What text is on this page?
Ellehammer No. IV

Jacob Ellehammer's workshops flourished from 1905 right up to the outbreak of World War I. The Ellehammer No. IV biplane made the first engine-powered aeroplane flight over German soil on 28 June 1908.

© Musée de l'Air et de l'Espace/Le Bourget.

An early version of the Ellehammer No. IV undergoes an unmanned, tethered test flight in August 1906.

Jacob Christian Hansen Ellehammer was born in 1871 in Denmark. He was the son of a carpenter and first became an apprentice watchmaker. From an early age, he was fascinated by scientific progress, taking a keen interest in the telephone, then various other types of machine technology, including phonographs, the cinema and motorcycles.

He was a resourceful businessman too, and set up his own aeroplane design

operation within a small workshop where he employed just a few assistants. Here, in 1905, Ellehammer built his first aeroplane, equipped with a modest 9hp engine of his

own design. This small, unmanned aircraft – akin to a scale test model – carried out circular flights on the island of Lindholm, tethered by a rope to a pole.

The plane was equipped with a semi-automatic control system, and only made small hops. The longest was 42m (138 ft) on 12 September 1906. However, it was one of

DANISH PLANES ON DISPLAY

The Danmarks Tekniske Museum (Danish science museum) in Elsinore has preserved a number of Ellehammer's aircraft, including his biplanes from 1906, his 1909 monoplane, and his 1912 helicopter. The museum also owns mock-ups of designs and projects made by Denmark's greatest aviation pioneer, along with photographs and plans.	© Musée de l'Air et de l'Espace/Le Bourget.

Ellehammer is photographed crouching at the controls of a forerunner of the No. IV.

-- -- --

Exercise =
Return only the number of lines in the entries that contain the string "engine".

The result =
2